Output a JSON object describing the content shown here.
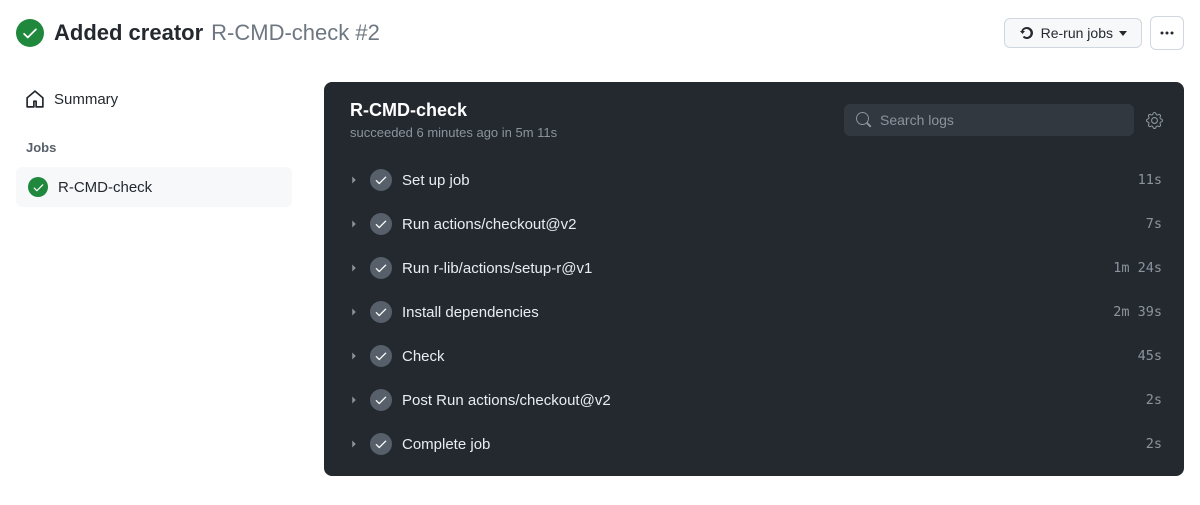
{
  "header": {
    "title": "Added creator",
    "subtitle": "R-CMD-check #2",
    "rerun_label": "Re-run jobs"
  },
  "sidebar": {
    "summary_label": "Summary",
    "jobs_heading": "Jobs",
    "job_name": "R-CMD-check"
  },
  "main": {
    "title": "R-CMD-check",
    "status_line": "succeeded 6 minutes ago in 5m 11s",
    "search_placeholder": "Search logs"
  },
  "steps": [
    {
      "name": "Set up job",
      "time": "11s"
    },
    {
      "name": "Run actions/checkout@v2",
      "time": "7s"
    },
    {
      "name": "Run r-lib/actions/setup-r@v1",
      "time": "1m 24s"
    },
    {
      "name": "Install dependencies",
      "time": "2m 39s"
    },
    {
      "name": "Check",
      "time": "45s"
    },
    {
      "name": "Post Run actions/checkout@v2",
      "time": "2s"
    },
    {
      "name": "Complete job",
      "time": "2s"
    }
  ]
}
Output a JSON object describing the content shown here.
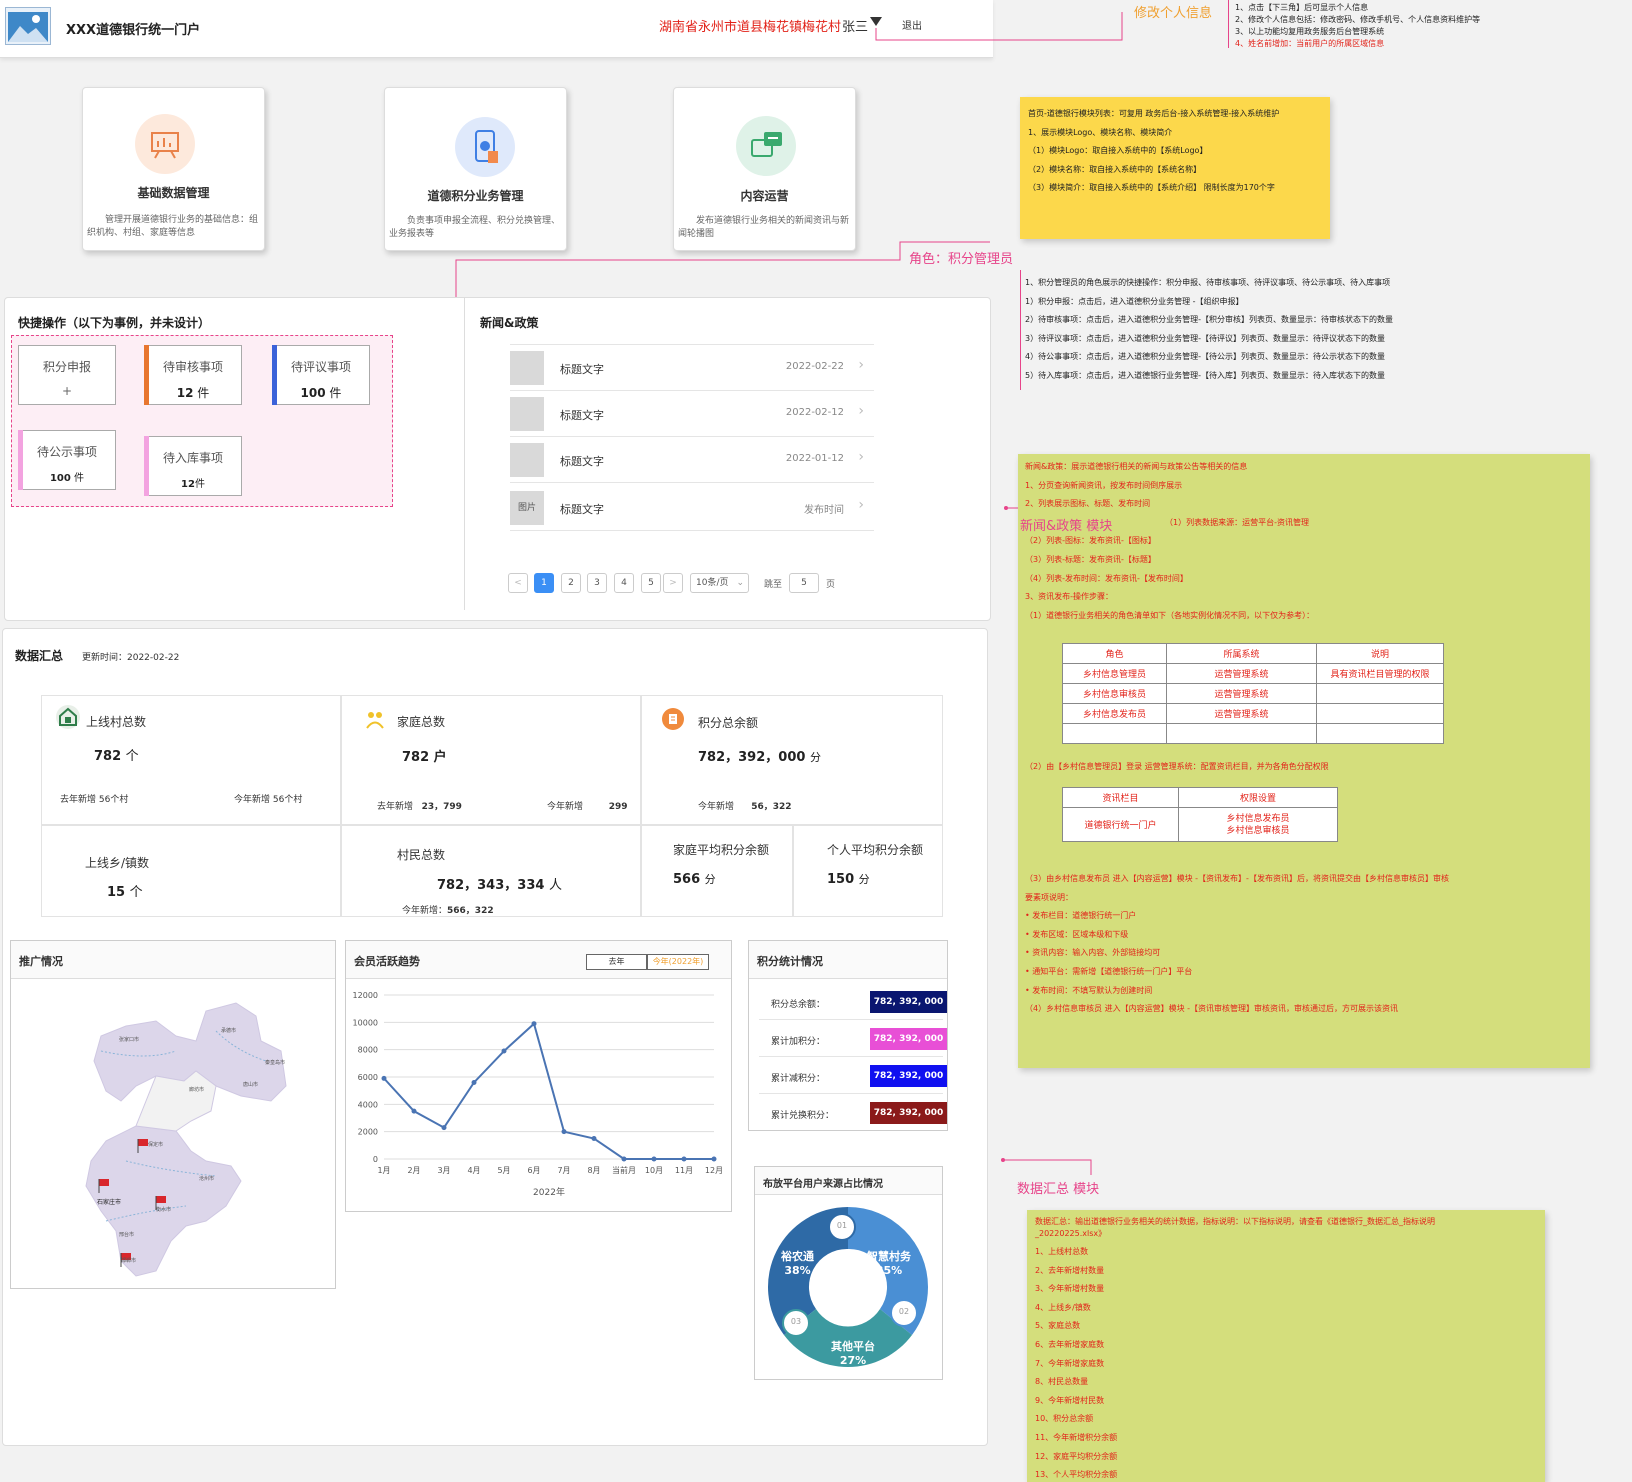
{
  "header": {
    "title": "XXX道德银行统一门户",
    "location": "湖南省永州市道县梅花镇梅花村",
    "user": "张三",
    "logout": "退出"
  },
  "annot_profile": {
    "title": "修改个人信息",
    "lines": [
      "1、点击【下三角】后可显示个人信息",
      "2、修改个人信息包括：修改密码、修改手机号、个人信息资料维护等",
      "3、以上功能均复用政务服务后台管理系统",
      "4、姓名前增加：当前用户的所属区域信息"
    ]
  },
  "modules": [
    {
      "name": "基础数据管理",
      "desc": "管理开展道德银行业务的基础信息：组织机构、村组、家庭等信息"
    },
    {
      "name": "道德积分业务管理",
      "desc": "负责事项申报全流程、积分兑换管理、业务报表等"
    },
    {
      "name": "内容运营",
      "desc": "发布道德银行业务相关的新闻资讯与新闻轮播图"
    }
  ],
  "yellow_note": {
    "lines": [
      "首页-道德银行模块列表：可复用 政务后台-接入系统管理-接入系统维护",
      "1、展示模块Logo、模块名称、模块简介",
      "（1）模块Logo：取自接入系统中的【系统Logo】",
      "（2）模块名称：取自接入系统中的【系统名称】",
      "（3）模块简介：取自接入系统中的【系统介绍】 限制长度为170个字"
    ]
  },
  "role_note": {
    "title": "角色：积分管理员",
    "lines": [
      "1、积分管理员的角色展示的快捷操作：积分申报、待审核事项、待评议事项、待公示事项、待入库事项",
      "1）积分申报：点击后，进入道德积分业务管理 -【组织申报】",
      "2）待审核事项：点击后，进入道德积分业务管理-【积分审核】列表页、数量显示：待审核状态下的数量",
      "3）待评议事项：点击后，进入道德积分业务管理-【待评议】列表页、数量显示：待评议状态下的数量",
      "4）待公事事项：点击后，进入道德积分业务管理-【待公示】列表页、数量显示：待公示状态下的数量",
      "5）待入库事项：点击后，进入道德银行业务管理-【待入库】列表页、数量显示：待入库状态下的数量"
    ]
  },
  "quick": {
    "title": "快捷操作（以下为事例，并未设计）",
    "items": [
      {
        "label": "积分申报",
        "value": "+"
      },
      {
        "label": "待审核事项",
        "num": "12",
        "unit": " 件"
      },
      {
        "label": "待评议事项",
        "num": "100",
        "unit": " 件"
      },
      {
        "label": "待公示事项",
        "num": "100",
        "unit": " 件"
      },
      {
        "label": "待入库事项",
        "num": "12",
        "unit": "件"
      }
    ]
  },
  "news": {
    "title": "新闻&政策",
    "rows": [
      {
        "thumb": "",
        "title": "标题文字",
        "date": "2022-02-22"
      },
      {
        "thumb": "",
        "title": "标题文字",
        "date": "2022-02-12"
      },
      {
        "thumb": "",
        "title": "标题文字",
        "date": "2022-01-12"
      },
      {
        "thumb": "图片",
        "title": "标题文字",
        "date": "发布时间"
      }
    ],
    "pager": {
      "pages": [
        "1",
        "2",
        "3",
        "4",
        "5"
      ],
      "prev": "<",
      "next": ">",
      "size": "10条/页",
      "jump": "跳至",
      "jump_val": "5",
      "page_unit": "页"
    }
  },
  "news_note": {
    "label": "新闻&政策 模块",
    "lines": [
      "新闻&政策：展示道德银行相关的新闻与政策公告等相关的信息",
      "1、分页查询新闻资讯，按发布时间倒序展示",
      "2、列表展示图标、标题、发布时间",
      "（1）列表数据来源：运营平台-资讯管理",
      "（2）列表-图标：发布资讯-【图标】",
      "（3）列表-标题：发布资讯-【标题】",
      "（4）列表-发布时间：发布资讯-【发布时间】",
      "3、资讯发布-操作步骤：",
      "（1）道德银行业务相关的角色清单如下（各地实例化情况不同，以下仅为参考）："
    ],
    "table1": {
      "head": [
        "角色",
        "所属系统",
        "说明"
      ],
      "rows": [
        [
          "乡村信息管理员",
          "运营管理系统",
          "具有资讯栏目管理的权限"
        ],
        [
          "乡村信息审核员",
          "运营管理系统",
          ""
        ],
        [
          "乡村信息发布员",
          "运营管理系统",
          ""
        ],
        [
          "",
          "",
          ""
        ]
      ]
    },
    "step2": "（2）由【乡村信息管理员】登录 运营管理系统：配置资讯栏目，并为各角色分配权限",
    "table2": {
      "head": [
        "资讯栏目",
        "权限设置"
      ],
      "row": [
        "道德银行统一门户",
        "乡村信息发布员",
        "乡村信息审核员"
      ]
    },
    "lines2": [
      "（3）由乡村信息发布员 进入【内容运营】模块 -【资讯发布】-【发布资讯】后，将资讯提交由【乡村信息审核员】审核",
      "要素项说明：",
      "• 发布栏目：道德银行统一门户",
      "• 发布区域：区域本级和下级",
      "• 资讯内容：输入内容、外部链接均可",
      "• 通知平台：需新增【道德银行统一门户】平台",
      "• 发布时间：不填写默认为创建时间",
      "（4）乡村信息审核员 进入【内容运营】模块 -【资讯审核管理】审核资讯，审核通过后，方可展示该资讯"
    ]
  },
  "summary": {
    "title": "数据汇总",
    "updated": "更新时间：2022-02-22",
    "villages": {
      "label": "上线村总数",
      "value": "782",
      "unit": "个",
      "last": "去年新增  56个村",
      "this": "今年新增  56个村"
    },
    "families": {
      "label": "家庭总数",
      "value": "782",
      "unit": "户",
      "last_lbl": "去年新增",
      "last": "23，799",
      "this_lbl": "今年新增",
      "this": "299"
    },
    "points": {
      "label": "积分总余额",
      "value": "782，392，000",
      "unit": "分",
      "last_lbl": "今年新增",
      "last": "56，322"
    },
    "towns": {
      "label": "上线乡/镇数",
      "value": "15",
      "unit": "个"
    },
    "villagers": {
      "label": "村民总数",
      "value": "782，343，334",
      "unit": "人",
      "this": "今年新增：",
      "this_val": "566，322"
    },
    "fam_avg": {
      "label": "家庭平均积分余额",
      "value": "566",
      "unit": "分"
    },
    "per_avg": {
      "label": "个人平均积分余额",
      "value": "150",
      "unit": "分"
    }
  },
  "promo": {
    "title": "推广情况",
    "cities": [
      "张家口市",
      "承德市",
      "秦皇岛市",
      "唐山市",
      "保定市",
      "沧州市",
      "石家庄市",
      "衡水市",
      "邢台市",
      "邯郸市",
      "廊坊市"
    ]
  },
  "trend": {
    "title": "会员活跃趋势",
    "tab_last": "去年",
    "tab_this": "今年(2022年)"
  },
  "chart_data": {
    "type": "line",
    "title": "会员活跃趋势",
    "xlabel": "2022年",
    "categories": [
      "1月",
      "2月",
      "3月",
      "4月",
      "5月",
      "6月",
      "7月",
      "8月",
      "当前月",
      "10月",
      "11月",
      "12月"
    ],
    "values": [
      5900,
      3500,
      2300,
      5600,
      7900,
      9900,
      2000,
      1500,
      0,
      0,
      0,
      0
    ],
    "ylim": [
      0,
      12000
    ],
    "yticks": [
      "0",
      "2000",
      "4000",
      "6000",
      "8000",
      "10000",
      "12000"
    ],
    "grid": true,
    "color": "#4a74b3"
  },
  "pstats": {
    "title": "积分统计情况",
    "rows": [
      {
        "k": "积分总余额：",
        "v": "782, 392, 000",
        "color": "#0a1670"
      },
      {
        "k": "累计加积分：",
        "v": "782, 392, 000",
        "color": "#e84fd6"
      },
      {
        "k": "累计减积分：",
        "v": "782, 392, 000",
        "color": "#1010f0"
      },
      {
        "k": "累计兑换积分：",
        "v": "782, 392, 000",
        "color": "#8b1a1a"
      }
    ]
  },
  "source": {
    "title": "布放平台用户来源占比情况",
    "slices": [
      {
        "name": "裕农通",
        "pct": "38%",
        "num": "01",
        "value": 38,
        "color": "#2e6aa6"
      },
      {
        "name": "智慧村务",
        "pct": "35%",
        "num": "02",
        "value": 35,
        "color": "#4a8fd4"
      },
      {
        "name": "其他平台",
        "pct": "27%",
        "num": "03",
        "value": 27,
        "color": "#3c9aa0"
      }
    ]
  },
  "summary_note": {
    "label": "数据汇总 模块",
    "lines": [
      "数据汇总：输出道德银行业务相关的统计数据，指标说明：以下指标说明，请查看《道德银行_数据汇总_指标说明_20220225.xlsx》",
      "1、上线村总数",
      "2、去年新增村数量",
      "3、今年新增村数量",
      "4、上线乡/镇数",
      "5、家庭总数",
      "6、去年新增家庭数",
      "7、今年新增家庭数",
      "8、村民总数量",
      "9、今年新增村民数",
      "10、积分总余额",
      "11、今年新增积分余额",
      "12、家庭平均积分余额",
      "13、个人平均积分余额"
    ]
  }
}
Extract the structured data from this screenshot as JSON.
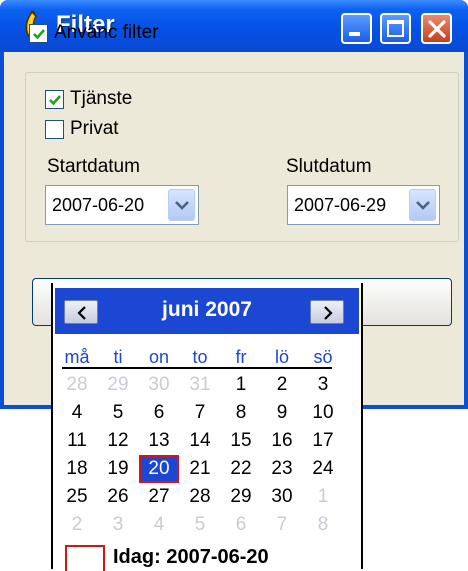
{
  "window": {
    "title": "Filter"
  },
  "filter": {
    "use_filter_label": "Använc filter",
    "use_filter_checked": true,
    "service_label": "Tjänste",
    "service_checked": true,
    "private_label": "Privat",
    "private_checked": false
  },
  "dates": {
    "start_label": "Startdatum",
    "start_value": "2007-06-20",
    "end_label": "Slutdatum",
    "end_value": "2007-06-29"
  },
  "calendar": {
    "month_label": "juni 2007",
    "weekdays": [
      "må",
      "ti",
      "on",
      "to",
      "fr",
      "lö",
      "sö"
    ],
    "weeks": [
      [
        "28",
        "29",
        "30",
        "31",
        "1",
        "2",
        "3"
      ],
      [
        "4",
        "5",
        "6",
        "7",
        "8",
        "9",
        "10"
      ],
      [
        "11",
        "12",
        "13",
        "14",
        "15",
        "16",
        "17"
      ],
      [
        "18",
        "19",
        "20",
        "21",
        "22",
        "23",
        "24"
      ],
      [
        "25",
        "26",
        "27",
        "28",
        "29",
        "30",
        "1"
      ],
      [
        "2",
        "3",
        "4",
        "5",
        "6",
        "7",
        "8"
      ]
    ],
    "other_month_cells": [
      "0-0",
      "0-1",
      "0-2",
      "0-3",
      "4-6",
      "5-0",
      "5-1",
      "5-2",
      "5-3",
      "5-4",
      "5-5",
      "5-6"
    ],
    "selected_cell": "3-2",
    "today_label": "Idag: 2007-06-20"
  },
  "colors": {
    "titlebar": "#0551e6",
    "calendar_header": "#1b47d3",
    "weekday_text": "#1b47d3",
    "today_border": "#d01818",
    "other_month_text": "#c9ccd3"
  },
  "icons": {
    "app": "banana-icon",
    "minimize": "minimize-icon",
    "maximize": "maximize-icon",
    "close": "close-icon",
    "dropdown": "chevron-down-icon",
    "prev": "chevron-left-icon",
    "next": "chevron-right-icon",
    "check": "check-icon"
  }
}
________________
■ Your goal: Look through the data and show every line containing "资讯发布".

■ Completed task:
      "3、资讯发布-操作步骤：",
      "（3）由乡村信息发布员 进入【内容运营】模块 -【资讯发布】-【发布资讯】后，将资讯提交由【乡村信息审核员】审核",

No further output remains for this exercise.